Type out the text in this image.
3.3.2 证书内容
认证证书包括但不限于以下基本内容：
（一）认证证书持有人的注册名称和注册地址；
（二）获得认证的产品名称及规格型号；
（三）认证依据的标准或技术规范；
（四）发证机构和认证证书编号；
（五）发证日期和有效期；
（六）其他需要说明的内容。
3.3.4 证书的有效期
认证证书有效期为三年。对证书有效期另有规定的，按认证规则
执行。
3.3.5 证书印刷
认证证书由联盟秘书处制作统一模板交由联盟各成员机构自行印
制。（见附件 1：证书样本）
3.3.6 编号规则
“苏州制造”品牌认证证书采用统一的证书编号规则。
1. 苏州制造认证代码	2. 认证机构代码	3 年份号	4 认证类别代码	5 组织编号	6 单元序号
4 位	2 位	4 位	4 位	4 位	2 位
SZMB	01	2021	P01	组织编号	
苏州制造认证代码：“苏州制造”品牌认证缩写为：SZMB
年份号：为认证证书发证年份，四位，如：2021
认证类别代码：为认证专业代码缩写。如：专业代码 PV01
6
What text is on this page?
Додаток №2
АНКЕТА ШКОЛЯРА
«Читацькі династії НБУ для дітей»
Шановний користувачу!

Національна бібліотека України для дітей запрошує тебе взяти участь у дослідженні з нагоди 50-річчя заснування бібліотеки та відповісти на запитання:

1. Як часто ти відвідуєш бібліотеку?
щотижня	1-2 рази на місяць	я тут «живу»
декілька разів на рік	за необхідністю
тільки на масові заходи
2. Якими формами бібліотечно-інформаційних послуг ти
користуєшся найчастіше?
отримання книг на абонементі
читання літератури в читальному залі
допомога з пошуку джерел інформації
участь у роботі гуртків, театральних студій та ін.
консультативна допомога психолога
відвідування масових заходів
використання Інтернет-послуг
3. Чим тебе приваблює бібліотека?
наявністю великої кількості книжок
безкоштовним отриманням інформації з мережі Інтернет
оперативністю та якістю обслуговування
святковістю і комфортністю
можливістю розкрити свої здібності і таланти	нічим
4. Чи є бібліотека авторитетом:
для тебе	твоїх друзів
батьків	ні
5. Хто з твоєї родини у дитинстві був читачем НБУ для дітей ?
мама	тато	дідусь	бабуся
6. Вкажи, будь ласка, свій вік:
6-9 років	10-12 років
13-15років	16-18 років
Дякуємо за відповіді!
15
- - - -
* [TASK]:
Write out every record shown above, word for word.

* [TASK RESPONSE]:
Type out the text in this image.
3.3.2 证书内容
认证证书包括但不限于以下基本内容：
（一）认证证书持有人的注册名称和注册地址；
（二）获得认证的产品名称及规格型号；
（三）认证依据的标准或技术规范；
（四）发证机构和认证证书编号；
（五）发证日期和有效期；
（六）其他需要说明的内容。
3.3.4 证书的有效期
认证证书有效期为三年。对证书有效期另有规定的，按认证规则
执行。
3.3.5 证书印刷
认证证书由联盟秘书处制作统一模板交由联盟各成员机构自行印
制。（见附件 1：证书样本）
3.3.6 编号规则
“苏州制造”品牌认证证书采用统一的证书编号规则。
1. 苏州制造认证代码	2. 认证机构代码	3 年份号	4 认证类别代码	5 组织编号	6 单元序号
4 位	2 位	4 位	4 位	4 位	2 位
SZMB	01	2021	P01	组织编号	
苏州制造认证代码：“苏州制造”品牌认证缩写为：SZMB
年份号：为认证证书发证年份，四位，如：2021
认证类别代码：为认证专业代码缩写。如：专业代码 PV01
6
What text is on this page?
Додаток №2
АНКЕТА ШКОЛЯРА
«Читацькі династії НБУ для дітей»
Шановний користувачу!

Національна бібліотека України для дітей запрошує тебе взяти участь у дослідженні з нагоди 50-річчя заснування бібліотеки та відповісти на запитання:

1. Як часто ти відвідуєш бібліотеку?
щотижня	1-2 рази на місяць	я тут «живу»
декілька разів на рік	за необхідністю
тільки на масові заходи
2. Якими формами бібліотечно-інформаційних послуг ти
користуєшся найчастіше?
отримання книг на абонементі
читання літератури в читальному залі
допомога з пошуку джерел інформації
участь у роботі гуртків, театральних студій та ін.
консультативна допомога психолога
відвідування масових заходів
використання Інтернет-послуг
3. Чим тебе приваблює бібліотека?
наявністю великої кількості книжок
безкоштовним отриманням інформації з мережі Інтернет
оперативністю та якістю обслуговування
святковістю і комфортністю
можливістю розкрити свої здібності і таланти	нічим
4. Чи є бібліотека авторитетом:
для тебе	твоїх друзів
батьків	ні
5. Хто з твоєї родини у дитинстві був читачем НБУ для дітей ?
мама	тато	дідусь	бабуся
6. Вкажи, будь ласка, свій вік:
6-9 років	10-12 років
13-15років	16-18 років
Дякуємо за відповіді!
15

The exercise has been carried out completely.